COMPITI DA SVOLGERE:
**a.** Riproduci fedelmente la parte del brano su Picasso straniero a Parigi che si apre con le parole contenenti "Chi è Annie" e si chiude con "Parigi e Cortona.".
**b.** Elenca tutte le città nominate nel brano su Picasso straniero a Parigi.

____ BRANO FORNITO

La vita mai raccontata di Picasso “straniero a Parigi” in due mostre a Milano e Mantova
Un taglio curatoriale nuovo e inaspettato, quello proposto in questi due appuntamenti, che rileggono la produzione di Picasso e la arricchiscono di storie curiose, mai venute alla luce prima. Ecco i dettagli nell’intervista alla curatrice Annie Cohen-Solal
Annie Cohen-Solal è affabile, non ha il sopracciglio alzato dei critici d’arte eppure il suo approccio a Picasso rappresenta una rivoluzione che passa per due mostre, due cataloghi con contributi privilegiati e una biografia di oltre 600 pagine (Picasso. Una vita da straniero, Marsilio). Insieme, questi raccontano un Picasso straniero nella sua patria d’elezione, la Francia, e un Picasso poeta alle prese con le Metamorfosi di Ovidio e gli affreschi di Giulio Romano. Nelle due sedi di mostra, il Palazzo Reale di Milano e Palazzo Te a Mantova, sono raccolte 130 opere e molti documenti, con percorsi realizzati in collaborazione con il Musée national Picasso-Paris e il Musée National de l’Histoire de l’Immigration di Parigi, più la famiglia Picasso. Per approfondire la storia mai raccontata dell’artista, abbiamo intervistato in esclusiva la curatrice dei progetti.
Chi è Annie Cohen-Solal
Con un approccio da sociologa dell’arte, e mossa da empatia, la doppia curatrice accede ad archivi e documenti a cui nessuno era ancora giunto, svelandoci un Picasso osteggiato ma vittorioso sulle guerre e sui nazionalismi, quello francese in primis. Ebrea sefardita, Annie Cohen-Solal è nata in Algeria, come suo zio Jacques Derrida: straniera a modo suo, a 28 anni, nel 1985, scrive una biografia su Sartre che diventa un best-seller; da allora la sua carriera non conosce confini. Oggi insegna alla Bocconi e vive tra Milano, Parigi e Cortona.
Picasso “straniero” e immigrato a Parigi
Cosa sarebbe stata l’arte di Picasso se non fosse rimasto straniero nella sua patria d’elezione, la Francia?
Avrebbe comunque dipinto Guernica, ne sono certa. Sono entrata nella vita di Picasso leggendo tutti i cataloghi custoditi all’École normale supérieure di Parigi, poi ho scritto un libro inchiesta. Da quando Leo Castelli mi introdusse all’arte americana, mi sono dedicata all’arte dal punto di vista dell’immigrazione, è l’originalità del mio lavoro. Da 40 anni ne scrivo con questo approccio.
Cosa la lega a Picasso?
Lui è rifiutato dalla Francia perché non appartiene al sangue e alla terra; è quel che ho sentito io, in quanto ebrea, arrivando in Francia dall’Algeria a 14 anni. Negli archivi della prefettura ho ritrovato quello “sguardo dell’altro” che, come diceva Sartre, ti trasforma in uno straniero.

________
____ MATERIALE FORNITO

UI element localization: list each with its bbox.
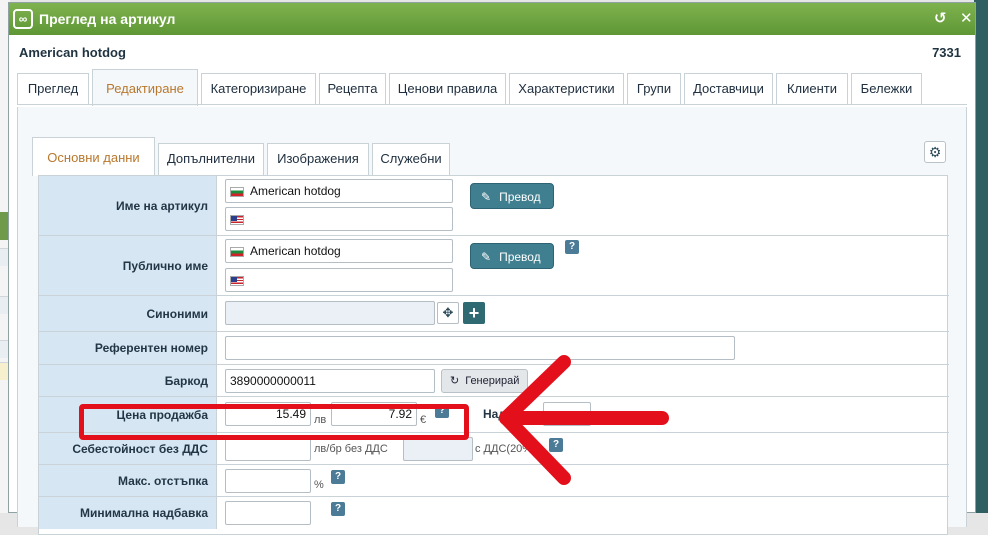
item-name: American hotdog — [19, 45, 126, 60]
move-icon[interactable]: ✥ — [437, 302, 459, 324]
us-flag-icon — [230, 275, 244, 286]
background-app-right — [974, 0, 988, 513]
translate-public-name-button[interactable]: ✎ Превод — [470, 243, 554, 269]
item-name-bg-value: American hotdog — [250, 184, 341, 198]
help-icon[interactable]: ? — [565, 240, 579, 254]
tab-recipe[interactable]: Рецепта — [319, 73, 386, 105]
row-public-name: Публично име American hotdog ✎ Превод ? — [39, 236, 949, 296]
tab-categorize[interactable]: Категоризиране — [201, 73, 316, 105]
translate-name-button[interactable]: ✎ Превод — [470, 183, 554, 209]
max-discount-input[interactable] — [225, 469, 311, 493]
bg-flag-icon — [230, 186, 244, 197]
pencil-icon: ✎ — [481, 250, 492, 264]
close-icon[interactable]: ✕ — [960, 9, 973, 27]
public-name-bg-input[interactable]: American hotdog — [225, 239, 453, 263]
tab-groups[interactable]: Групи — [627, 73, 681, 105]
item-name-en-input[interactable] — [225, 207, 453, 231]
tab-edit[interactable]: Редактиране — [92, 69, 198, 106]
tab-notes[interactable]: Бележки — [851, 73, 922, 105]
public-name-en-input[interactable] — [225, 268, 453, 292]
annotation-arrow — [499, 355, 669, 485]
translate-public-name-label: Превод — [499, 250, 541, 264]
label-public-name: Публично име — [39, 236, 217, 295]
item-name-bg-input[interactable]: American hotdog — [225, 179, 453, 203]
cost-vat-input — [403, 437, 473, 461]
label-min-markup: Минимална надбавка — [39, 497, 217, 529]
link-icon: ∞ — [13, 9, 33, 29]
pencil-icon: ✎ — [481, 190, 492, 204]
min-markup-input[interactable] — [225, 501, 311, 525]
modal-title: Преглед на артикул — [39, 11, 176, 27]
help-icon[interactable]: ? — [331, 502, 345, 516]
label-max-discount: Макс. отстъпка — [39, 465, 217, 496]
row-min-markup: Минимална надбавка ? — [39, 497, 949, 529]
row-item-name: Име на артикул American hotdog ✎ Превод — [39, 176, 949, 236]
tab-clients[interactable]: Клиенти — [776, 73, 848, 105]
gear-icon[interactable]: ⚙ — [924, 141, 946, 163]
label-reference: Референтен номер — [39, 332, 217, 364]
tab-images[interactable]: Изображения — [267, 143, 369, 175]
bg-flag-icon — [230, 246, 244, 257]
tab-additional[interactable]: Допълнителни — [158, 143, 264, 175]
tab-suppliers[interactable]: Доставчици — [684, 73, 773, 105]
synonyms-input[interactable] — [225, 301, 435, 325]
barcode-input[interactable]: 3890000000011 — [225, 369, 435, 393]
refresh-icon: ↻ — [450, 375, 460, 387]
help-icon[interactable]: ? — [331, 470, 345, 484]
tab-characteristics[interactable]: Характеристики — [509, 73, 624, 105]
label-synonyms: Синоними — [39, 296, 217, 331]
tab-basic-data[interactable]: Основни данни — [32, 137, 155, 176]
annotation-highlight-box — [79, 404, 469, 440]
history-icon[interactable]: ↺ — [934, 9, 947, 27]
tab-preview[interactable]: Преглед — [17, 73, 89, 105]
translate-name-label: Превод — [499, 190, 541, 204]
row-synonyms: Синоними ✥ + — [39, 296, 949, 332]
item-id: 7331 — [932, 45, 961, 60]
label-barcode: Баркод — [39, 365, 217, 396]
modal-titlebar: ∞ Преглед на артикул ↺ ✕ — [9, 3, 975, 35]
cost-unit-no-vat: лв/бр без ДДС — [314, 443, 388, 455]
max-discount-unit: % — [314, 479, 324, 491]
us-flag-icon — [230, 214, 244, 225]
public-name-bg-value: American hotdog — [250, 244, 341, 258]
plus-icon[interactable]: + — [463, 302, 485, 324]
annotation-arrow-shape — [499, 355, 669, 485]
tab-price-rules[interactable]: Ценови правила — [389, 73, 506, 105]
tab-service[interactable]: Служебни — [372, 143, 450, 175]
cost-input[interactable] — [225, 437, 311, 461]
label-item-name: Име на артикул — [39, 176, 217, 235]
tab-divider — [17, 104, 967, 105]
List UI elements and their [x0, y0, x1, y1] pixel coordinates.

________

RISPOSTE IN ORDINE:
**a.**
Chi è Annie Cohen-Solal
Con un approccio da sociologa dell’arte, e mossa da empatia, la doppia curatrice accede ad archivi e documenti a cui nessuno era ancora giunto, svelandoci un Picasso osteggiato ma vittorioso sulle guerre e sui nazionalismi, quello francese in primis. Ebrea sefardita, Annie Cohen-Solal è nata in Algeria, come suo zio Jacques Derrida: straniera a modo suo, a 28 anni, nel 1985, scrive una biografia su Sartre che diventa un best-seller; da allora la sua carriera non conosce confini. Oggi insegna alla Bocconi e vive tra Milano, Parigi e Cortona.

**b.** Milano, Mantova, Parigi, Cortona